-------- PROVIDED TEXT

Ok I do see they come in two sizes. I just went ahead and grabbed the one I linked to since it is clearly 3/8 (says so in the description) and many don't specify. Just judging by what is up right now it appears the 1/2" size is far more common comparing at the bore size to the set screw for reference. Not seeing any listed cheaper except for more reasonable shipping even with what seems excessive shipping it is cheaper than Sherline's boring head and is a bargain compared to new (seeing them listed retail at $300-450    ). 

Now to track down a 7/8-20 adapter, LMS doesn't seem to offer an 7/8-20 to MT1 anymore, smallest they have is MT2.


----------



## mikey (Dec 23, 2017)

Aaron_W said:


> Ok I do see they come in two sizes. I just went ahead and grabbed the one I linked to since it is clearly 3/8 (says so in the description) and many don't specify. Just judging by what is up right now it appears the 1/2" size is far more common comparing at the bore size to the set screw for reference. Not seeing any listed cheaper except for more reasonable shipping even with what seems excessive shipping it is cheaper than Sherline's boring head and is a bargain compared to new (seeing them listed retail at $300-450    ).
> 
> Now to track down a 7/8-20 adapter, LMS doesn't seem to offer an 7/8-20 to MT1 anymore, smallest they have is MT2.



I screwed up. It is a 7/8-20 to 3/4-16 adapter that screws onto the Sherline spindle. My mistake, Aaron.

The Criterion head is vastly superior to the Sherline head; its not even close so you went with a better head. You need to completely disassemble the head and clean it out, then re-lube with a good grease (I like SuperLube) and readjust the gib screws. You will really like this head, Aaron.


----------



## Aaron_W (Dec 25, 2017)

----------------

_WHAT TO WORK ON_
• 1. In the boring head thread, what adapter does mikey say screws onto the Sherline spindle?
• 2. Pick up the boring head thread where it stops and keep it going.

-------- EXTRACTED RECORDS

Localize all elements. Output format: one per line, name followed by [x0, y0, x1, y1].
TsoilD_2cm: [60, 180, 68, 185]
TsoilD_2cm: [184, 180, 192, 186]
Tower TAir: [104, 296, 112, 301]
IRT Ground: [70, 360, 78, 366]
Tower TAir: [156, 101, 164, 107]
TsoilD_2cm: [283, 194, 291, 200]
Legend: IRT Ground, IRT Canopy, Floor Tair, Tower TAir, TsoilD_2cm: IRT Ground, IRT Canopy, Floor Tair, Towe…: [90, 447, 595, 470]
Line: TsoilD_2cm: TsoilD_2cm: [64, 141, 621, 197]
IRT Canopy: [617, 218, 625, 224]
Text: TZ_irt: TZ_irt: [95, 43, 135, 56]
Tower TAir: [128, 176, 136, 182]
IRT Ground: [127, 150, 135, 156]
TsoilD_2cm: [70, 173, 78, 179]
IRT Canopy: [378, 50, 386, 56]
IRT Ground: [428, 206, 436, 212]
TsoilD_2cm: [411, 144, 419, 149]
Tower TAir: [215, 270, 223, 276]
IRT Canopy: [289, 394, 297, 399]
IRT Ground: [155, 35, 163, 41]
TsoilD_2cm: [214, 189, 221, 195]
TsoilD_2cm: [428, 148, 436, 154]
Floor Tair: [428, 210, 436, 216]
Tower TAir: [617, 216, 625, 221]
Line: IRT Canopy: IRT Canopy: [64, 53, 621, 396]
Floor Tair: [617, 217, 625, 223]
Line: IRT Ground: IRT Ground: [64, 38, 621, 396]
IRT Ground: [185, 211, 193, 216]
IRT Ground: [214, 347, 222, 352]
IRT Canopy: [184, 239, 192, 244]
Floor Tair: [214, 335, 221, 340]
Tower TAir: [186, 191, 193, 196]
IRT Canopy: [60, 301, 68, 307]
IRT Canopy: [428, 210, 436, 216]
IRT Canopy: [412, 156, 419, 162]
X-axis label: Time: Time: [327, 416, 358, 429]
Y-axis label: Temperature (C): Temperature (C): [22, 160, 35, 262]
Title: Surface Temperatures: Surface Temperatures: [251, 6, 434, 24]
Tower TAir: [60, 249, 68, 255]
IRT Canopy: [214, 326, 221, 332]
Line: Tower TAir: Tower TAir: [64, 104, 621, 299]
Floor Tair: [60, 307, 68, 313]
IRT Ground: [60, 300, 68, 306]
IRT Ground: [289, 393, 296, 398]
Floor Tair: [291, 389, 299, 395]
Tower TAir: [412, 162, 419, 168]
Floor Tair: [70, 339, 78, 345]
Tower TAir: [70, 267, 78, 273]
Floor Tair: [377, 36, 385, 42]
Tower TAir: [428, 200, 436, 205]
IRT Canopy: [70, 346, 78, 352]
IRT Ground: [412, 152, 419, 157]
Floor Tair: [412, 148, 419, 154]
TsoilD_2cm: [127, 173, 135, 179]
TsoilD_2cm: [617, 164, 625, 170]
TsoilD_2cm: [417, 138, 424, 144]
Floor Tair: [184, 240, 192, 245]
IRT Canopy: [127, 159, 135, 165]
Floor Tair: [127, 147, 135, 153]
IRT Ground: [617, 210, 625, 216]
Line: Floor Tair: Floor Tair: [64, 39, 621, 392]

----------------

_OUTPUTS IN ORDER_
• 1. A 7/8-20 to 3/4-16 adapter.

• 2.
I did find the 3/4-7/8 adapter at Little Machine Shop, unfortunately it has been discontinued. 

Searching online I am not coming up with either a 7/8 to MT1 or 3/4-7/8 adapters so it looks like I will have a threading project. Good thing I got the 4400 that came with the thread making bits.

Is there an advantage to either method? Sherline has an MT1 blank that is large enough to do 7/8", and obviously I can turn a chunk of 1" steel rod into a 3/4-7/8 increaser.

I've got a tube of Superlube so when the head gets here I can clean it up. I found a couple of options for that Borite boring bar set, all I've found are $150-200 range so it will be a month or two before I pick those up. Lots of time to get the boring head figured out and ready for service.

I've found several reviews that share your opinion of Sherline's boring head. Seems that while adequate it is not up to their usual standard.


----------



## mikey (Dec 25, 2017)

I would screw cut a 3/4-16 thread and register, then put screw it in place on the lathe head stock and cut the 7/8-20 thread. You're more likely to get a concentric piece. 

I own the Sherline head. It is nowhere near the function or quality of a Criterion head, trust me.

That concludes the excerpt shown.